# [Written exercise]
Will you quote all of the entries, word for word?

Dataset rows about figures:
──────────
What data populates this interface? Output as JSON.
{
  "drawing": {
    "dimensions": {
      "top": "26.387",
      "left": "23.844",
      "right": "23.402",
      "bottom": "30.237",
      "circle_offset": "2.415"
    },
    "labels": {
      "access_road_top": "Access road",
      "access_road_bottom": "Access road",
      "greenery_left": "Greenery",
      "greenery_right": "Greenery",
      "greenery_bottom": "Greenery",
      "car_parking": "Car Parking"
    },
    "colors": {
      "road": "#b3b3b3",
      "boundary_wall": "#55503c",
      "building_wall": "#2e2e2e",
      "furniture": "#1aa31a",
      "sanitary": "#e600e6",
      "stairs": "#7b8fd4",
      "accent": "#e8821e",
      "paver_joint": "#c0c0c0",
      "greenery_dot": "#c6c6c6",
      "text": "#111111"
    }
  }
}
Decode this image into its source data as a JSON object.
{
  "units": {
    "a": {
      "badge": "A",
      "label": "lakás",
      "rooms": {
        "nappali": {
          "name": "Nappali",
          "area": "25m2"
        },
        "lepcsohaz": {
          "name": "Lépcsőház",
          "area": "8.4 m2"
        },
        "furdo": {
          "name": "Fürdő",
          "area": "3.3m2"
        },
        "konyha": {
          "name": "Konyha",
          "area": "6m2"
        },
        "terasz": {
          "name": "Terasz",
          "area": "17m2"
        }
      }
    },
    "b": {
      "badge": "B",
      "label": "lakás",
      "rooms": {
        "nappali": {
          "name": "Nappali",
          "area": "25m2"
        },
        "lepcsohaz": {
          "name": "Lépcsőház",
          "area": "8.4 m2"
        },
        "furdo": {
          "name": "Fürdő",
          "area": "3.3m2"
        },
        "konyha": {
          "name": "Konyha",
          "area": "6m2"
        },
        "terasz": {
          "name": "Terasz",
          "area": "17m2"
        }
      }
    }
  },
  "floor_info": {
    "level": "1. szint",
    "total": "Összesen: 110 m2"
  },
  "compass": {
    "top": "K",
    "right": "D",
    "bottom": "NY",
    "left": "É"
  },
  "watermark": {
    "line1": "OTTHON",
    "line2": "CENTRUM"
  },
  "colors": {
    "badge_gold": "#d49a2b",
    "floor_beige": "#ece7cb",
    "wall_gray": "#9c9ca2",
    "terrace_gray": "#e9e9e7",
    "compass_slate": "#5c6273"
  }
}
──────────
# [Solved problem]
What data populates this interface? Output as JSON.
{
  "drawing": {
    "dimensions": {
      "top": "26.387",
      "left": "23.844",
      "right": "23.402",
      "bottom": "30.237",
      "circle_offset": "2.415"
    },
    "labels": {
      "access_road_top": "Access road",
      "access_road_bottom": "Access road",
      "greenery_left": "Greenery",
      "greenery_right": "Greenery",
      "greenery_bottom": "Greenery",
      "car_parking": "Car Parking"
    },
    "colors": {
      "road": "#b3b3b3",
      "boundary_wall": "#55503c",
      "building_wall": "#2e2e2e",
      "furniture": "#1aa31a",
      "sanitary": "#e600e6",
      "stairs": "#7b8fd4",
      "accent": "#e8821e",
      "paver_joint": "#c0c0c0",
      "greenery_dot": "#c6c6c6",
      "text": "#111111"
    }
  }
}
Decode this image into its source data as a JSON object.
{
  "units": {
    "a": {
      "badge": "A",
      "label": "lakás",
      "rooms": {
        "nappali": {
          "name": "Nappali",
          "area": "25m2"
        },
        "lepcsohaz": {
          "name": "Lépcsőház",
          "area": "8.4 m2"
        },
        "furdo": {
          "name": "Fürdő",
          "area": "3.3m2"
        },
        "konyha": {
          "name": "Konyha",
          "area": "6m2"
        },
        "terasz": {
          "name": "Terasz",
          "area": "17m2"
        }
      }
    },
    "b": {
      "badge": "B",
      "label": "lakás",
      "rooms": {
        "nappali": {
          "name": "Nappali",
          "area": "25m2"
        },
        "lepcsohaz": {
          "name": "Lépcsőház",
          "area": "8.4 m2"
        },
        "furdo": {
          "name": "Fürdő",
          "area": "3.3m2"
        },
        "konyha": {
          "name": "Konyha",
          "area": "6m2"
        },
        "terasz": {
          "name": "Terasz",
          "area": "17m2"
        }
      }
    }
  },
  "floor_info": {
    "level": "1. szint",
    "total": "Összesen: 110 m2"
  },
  "compass": {
    "top": "K",
    "right": "D",
    "bottom": "NY",
    "left": "É"
  },
  "watermark": {
    "line1": "OTTHON",
    "line2": "CENTRUM"
  },
  "colors": {
    "badge_gold": "#d49a2b",
    "floor_beige": "#ece7cb",
    "wall_gray": "#9c9ca2",
    "terrace_gray": "#e9e9e7",
    "compass_slate": "#5c6273"
  }
}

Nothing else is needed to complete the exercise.